Reiterando esse argumento, é importante dizer que o dilema implica numa escolha entre duas ou mais alternativas igualmente equilibradas para a solução de um problema ético. Os dilemas são problemas espinhosos, sem caminhos claros, que colocam o indivíduo numa situação de incerteza. Eles só ocorrem quando a realidade coloca sob suspeita os princípios que o sujeito considerou fundamentais para sua vida, ou seja, quando há a necessidade de escolher entre dois ou mais princípios e valores considerados imutáveis e fundamentais ao exercício de sua autonomia (FERREIRA, 2010). Os dilemas podem surgir em vários contextos, dentre eles, o profissional. É frequente que a pessoa se debata entre uma opção racional (aquilo que deve fazer) e uma opção emocional (aquilo que quer fazer).
Anderson (2001) propõe uma abordagem lógica para enfrentar os dilemas éticos da docência. O primeiro passo é a identificação dos próprios valores do educador. Para tanto, a autora propõe duas perguntas: ao violarmos certos valores, nos sentiremos tristes ou culpados?; quais valores consideramos mais importantes?.

# [Tarefas]
a - Reproduza na íntegra, sem alterações, o texto sobre dilemas éticos na docência.
b - Localize nos registros cada linha em que aparece a palavra "Back" e copie todas essas linhas.

# [Dados armazenados]
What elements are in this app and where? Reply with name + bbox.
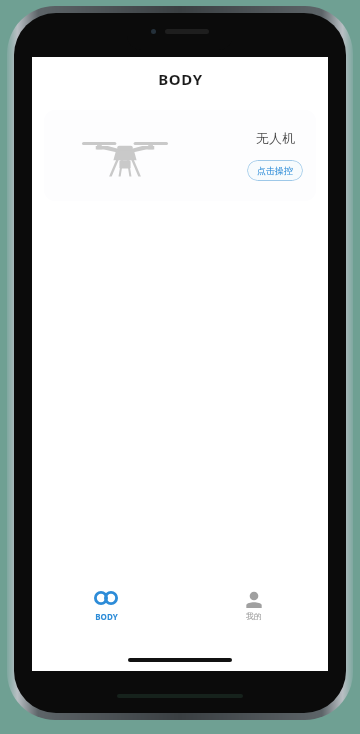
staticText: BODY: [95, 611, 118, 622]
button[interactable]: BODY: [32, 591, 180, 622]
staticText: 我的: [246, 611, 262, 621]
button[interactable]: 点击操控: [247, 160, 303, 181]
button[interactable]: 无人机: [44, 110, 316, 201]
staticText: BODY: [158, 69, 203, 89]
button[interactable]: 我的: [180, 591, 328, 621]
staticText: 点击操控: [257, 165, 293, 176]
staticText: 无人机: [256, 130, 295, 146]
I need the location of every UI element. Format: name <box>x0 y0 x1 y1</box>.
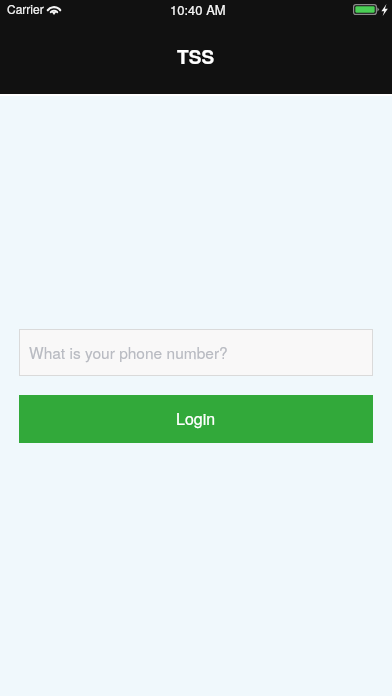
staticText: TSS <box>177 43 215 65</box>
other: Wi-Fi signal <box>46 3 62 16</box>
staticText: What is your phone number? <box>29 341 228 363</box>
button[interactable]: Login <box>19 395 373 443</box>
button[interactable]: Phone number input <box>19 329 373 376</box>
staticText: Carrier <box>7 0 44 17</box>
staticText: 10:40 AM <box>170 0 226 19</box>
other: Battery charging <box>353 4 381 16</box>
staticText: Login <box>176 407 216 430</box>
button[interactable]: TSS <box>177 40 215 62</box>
==
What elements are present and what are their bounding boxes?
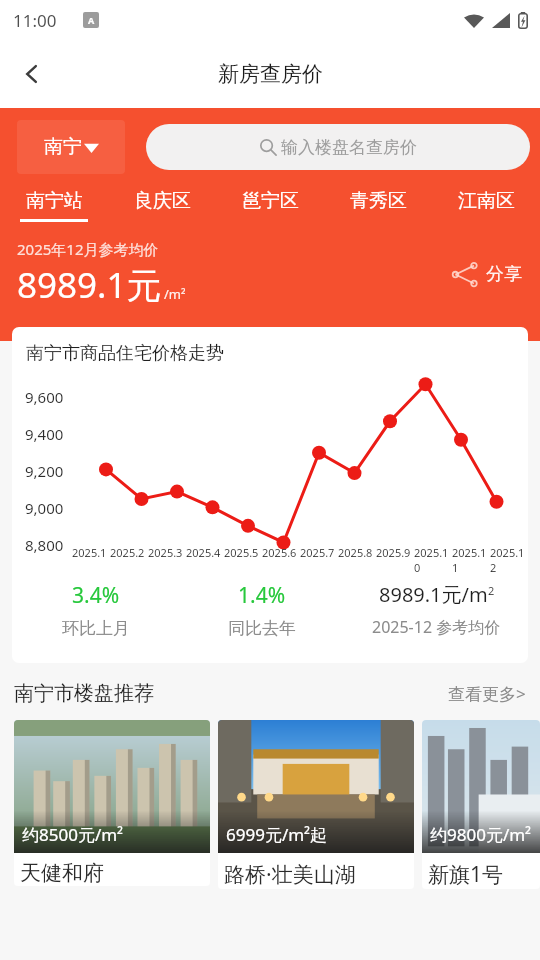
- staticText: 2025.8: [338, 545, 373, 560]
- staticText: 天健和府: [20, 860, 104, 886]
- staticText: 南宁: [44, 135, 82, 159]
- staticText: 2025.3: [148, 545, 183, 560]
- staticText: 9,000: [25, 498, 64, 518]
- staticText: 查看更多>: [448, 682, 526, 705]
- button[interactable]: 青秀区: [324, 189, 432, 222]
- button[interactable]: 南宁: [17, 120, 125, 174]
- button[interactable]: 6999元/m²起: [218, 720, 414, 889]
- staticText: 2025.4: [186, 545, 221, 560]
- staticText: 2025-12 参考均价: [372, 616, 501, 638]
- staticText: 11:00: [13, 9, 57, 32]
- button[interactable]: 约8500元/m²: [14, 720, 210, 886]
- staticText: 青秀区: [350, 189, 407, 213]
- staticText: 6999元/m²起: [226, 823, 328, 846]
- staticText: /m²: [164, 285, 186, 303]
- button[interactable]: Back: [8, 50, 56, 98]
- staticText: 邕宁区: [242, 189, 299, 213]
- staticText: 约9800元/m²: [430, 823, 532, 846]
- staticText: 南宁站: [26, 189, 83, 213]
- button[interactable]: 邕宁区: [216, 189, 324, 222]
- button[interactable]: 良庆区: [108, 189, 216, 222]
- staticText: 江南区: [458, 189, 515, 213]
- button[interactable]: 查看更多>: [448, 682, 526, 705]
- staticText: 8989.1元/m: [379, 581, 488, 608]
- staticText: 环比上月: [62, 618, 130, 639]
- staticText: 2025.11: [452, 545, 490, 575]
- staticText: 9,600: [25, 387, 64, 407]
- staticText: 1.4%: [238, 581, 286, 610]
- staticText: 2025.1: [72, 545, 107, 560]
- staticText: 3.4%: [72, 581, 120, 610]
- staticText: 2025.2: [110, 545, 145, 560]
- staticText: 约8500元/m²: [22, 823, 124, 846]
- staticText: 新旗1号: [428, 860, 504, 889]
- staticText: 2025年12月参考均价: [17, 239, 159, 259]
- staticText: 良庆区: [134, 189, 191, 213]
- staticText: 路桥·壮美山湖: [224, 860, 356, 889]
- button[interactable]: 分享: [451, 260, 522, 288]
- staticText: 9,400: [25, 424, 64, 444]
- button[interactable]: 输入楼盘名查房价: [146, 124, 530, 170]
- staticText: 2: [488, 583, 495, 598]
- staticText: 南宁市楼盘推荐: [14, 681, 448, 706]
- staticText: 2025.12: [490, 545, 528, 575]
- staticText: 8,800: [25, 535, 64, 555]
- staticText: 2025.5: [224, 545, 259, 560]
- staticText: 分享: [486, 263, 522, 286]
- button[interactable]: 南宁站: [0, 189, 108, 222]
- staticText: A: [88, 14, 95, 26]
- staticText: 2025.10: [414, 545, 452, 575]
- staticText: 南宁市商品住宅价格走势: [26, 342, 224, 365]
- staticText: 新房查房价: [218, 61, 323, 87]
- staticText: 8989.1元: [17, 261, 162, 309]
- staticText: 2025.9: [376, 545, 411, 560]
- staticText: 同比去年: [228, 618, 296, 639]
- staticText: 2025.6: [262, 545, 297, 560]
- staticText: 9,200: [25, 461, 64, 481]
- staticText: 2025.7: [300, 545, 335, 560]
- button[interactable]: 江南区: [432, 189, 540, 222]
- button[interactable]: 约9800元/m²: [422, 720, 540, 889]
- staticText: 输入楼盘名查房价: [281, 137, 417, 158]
* * *
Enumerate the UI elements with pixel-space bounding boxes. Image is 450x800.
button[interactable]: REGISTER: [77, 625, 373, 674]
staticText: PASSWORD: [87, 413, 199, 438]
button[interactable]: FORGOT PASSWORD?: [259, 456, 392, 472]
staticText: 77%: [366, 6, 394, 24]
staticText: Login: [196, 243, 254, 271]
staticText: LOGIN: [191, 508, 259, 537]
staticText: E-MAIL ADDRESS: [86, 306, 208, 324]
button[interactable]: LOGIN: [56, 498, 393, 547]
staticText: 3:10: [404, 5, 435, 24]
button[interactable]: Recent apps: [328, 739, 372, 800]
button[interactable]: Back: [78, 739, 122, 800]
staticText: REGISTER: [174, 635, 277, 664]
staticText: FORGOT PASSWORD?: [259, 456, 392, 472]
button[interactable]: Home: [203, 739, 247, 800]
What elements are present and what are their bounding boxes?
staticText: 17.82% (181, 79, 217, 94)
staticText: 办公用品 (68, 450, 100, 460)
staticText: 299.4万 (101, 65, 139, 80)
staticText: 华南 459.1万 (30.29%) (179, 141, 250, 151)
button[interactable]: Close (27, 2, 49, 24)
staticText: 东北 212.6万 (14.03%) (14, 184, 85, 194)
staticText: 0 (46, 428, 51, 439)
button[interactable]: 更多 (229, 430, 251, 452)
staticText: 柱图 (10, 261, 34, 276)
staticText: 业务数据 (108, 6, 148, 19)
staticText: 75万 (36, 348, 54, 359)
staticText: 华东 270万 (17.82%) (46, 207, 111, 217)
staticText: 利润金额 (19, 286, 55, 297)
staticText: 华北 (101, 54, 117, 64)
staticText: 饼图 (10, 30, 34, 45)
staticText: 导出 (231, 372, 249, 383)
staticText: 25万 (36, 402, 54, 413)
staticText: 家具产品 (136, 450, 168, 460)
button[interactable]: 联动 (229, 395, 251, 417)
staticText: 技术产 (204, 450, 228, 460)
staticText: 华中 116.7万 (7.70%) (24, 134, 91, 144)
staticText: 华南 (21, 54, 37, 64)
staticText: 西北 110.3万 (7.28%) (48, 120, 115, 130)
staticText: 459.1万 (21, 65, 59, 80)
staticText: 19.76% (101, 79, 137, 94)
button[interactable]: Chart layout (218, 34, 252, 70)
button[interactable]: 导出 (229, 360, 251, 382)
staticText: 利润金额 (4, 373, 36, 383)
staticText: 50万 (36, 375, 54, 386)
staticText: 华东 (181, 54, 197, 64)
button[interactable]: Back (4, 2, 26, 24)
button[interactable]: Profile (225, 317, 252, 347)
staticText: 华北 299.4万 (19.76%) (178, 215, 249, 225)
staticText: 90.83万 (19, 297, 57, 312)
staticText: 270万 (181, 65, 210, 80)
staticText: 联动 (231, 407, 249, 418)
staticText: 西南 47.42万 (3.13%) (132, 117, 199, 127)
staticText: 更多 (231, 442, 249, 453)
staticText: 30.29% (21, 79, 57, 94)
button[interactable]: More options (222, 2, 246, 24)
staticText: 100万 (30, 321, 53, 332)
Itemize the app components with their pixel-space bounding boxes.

# [Respostas]
a -
Reiterando esse argumento, é importante dizer que o dilema implica numa escolha entre duas ou mais alternativas igualmente equilibradas para a solução de um problema ético. Os dilemas são problemas espinhosos, sem caminhos claros, que colocam o indivíduo numa situação de incerteza. Eles só ocorrem quando a realidade coloca sob suspeita os princípios que o sujeito considerou fundamentais para sua vida, ou seja, quando há a necessidade de escolher entre dois ou mais princípios e valores considerados imutáveis e fundamentais ao exercício de sua autonomia (FERREIRA, 2010). Os dilemas podem surgir em vários contextos, dentre eles, o profissional. É frequente que a pessoa se debata entre uma opção racional (aquilo que deve fazer) e uma opção emocional (aquilo que quer fazer).
Anderson (2001) propõe uma abordagem lógica para enfrentar os dilemas éticos da docência. O primeiro passo é a identificação dos próprios valores do educador. Para tanto, a autora propõe duas perguntas: ao violarmos certos valores, nos sentiremos tristes ou culpados?; quais valores consideramos mais importantes?.

b -
- button[interactable]: Back: [8, 50, 56, 98]
button[interactable]: Back: [78, 739, 122, 800]
button[interactable]: Back (4, 2, 26, 24)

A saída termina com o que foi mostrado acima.